— What to produce —
Leave the pictures out, and retype all of the material exactly as written.

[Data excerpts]
※ ※ ※
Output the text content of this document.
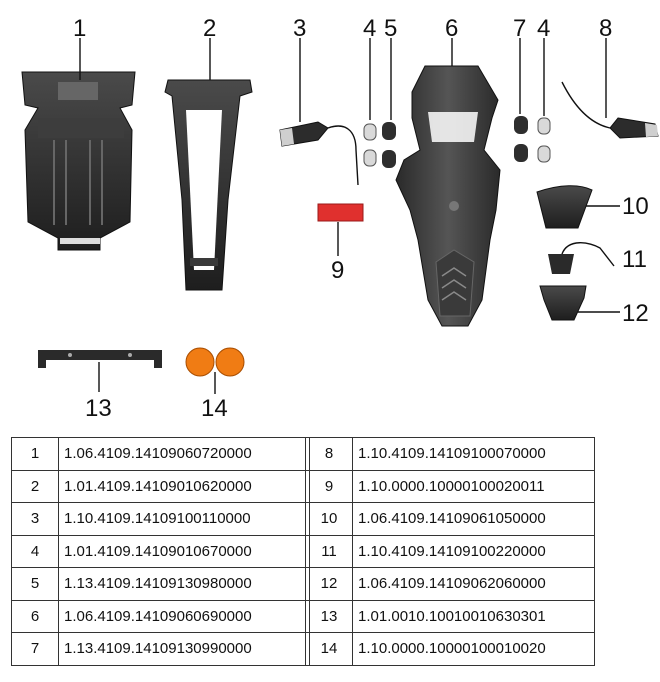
1	2	3 4 5 6 7 4 8
9
10
11
12
13	14
1	1.06.4109.14109060720000
2	1.01.4109.14109010620000
3	1.10.4109.14109100110000
4	1.01.4109.14109010670000
5	1.13.4109.14109130980000
6	1.06.4109.14109060690000
7	1.13.4109.14109130990000
8	1.10.4109.14109100070000
9	1.10.0000.10000100020011
10	1.06.4109.14109061050000
11	1.10.4109.14109100220000
12	1.06.4109.14109062060000
13	1.01.0010.10010010630301
14	1.10.0000.10000100010020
※ ※ ※
— Task answer —
Output the text content of this document.
1	2	3 4 5 6 7 4 8
9
10
11
12
13	14
1	1.06.4109.14109060720000
2	1.01.4109.14109010620000
3	1.10.4109.14109100110000
4	1.01.4109.14109010670000
5	1.13.4109.14109130980000
6	1.06.4109.14109060690000
7	1.13.4109.14109130990000
8	1.10.4109.14109100070000
9	1.10.0000.10000100020011
10	1.06.4109.14109061050000
11	1.10.4109.14109100220000
12	1.06.4109.14109062060000
13	1.01.0010.10010010630301
14	1.10.0000.10000100010020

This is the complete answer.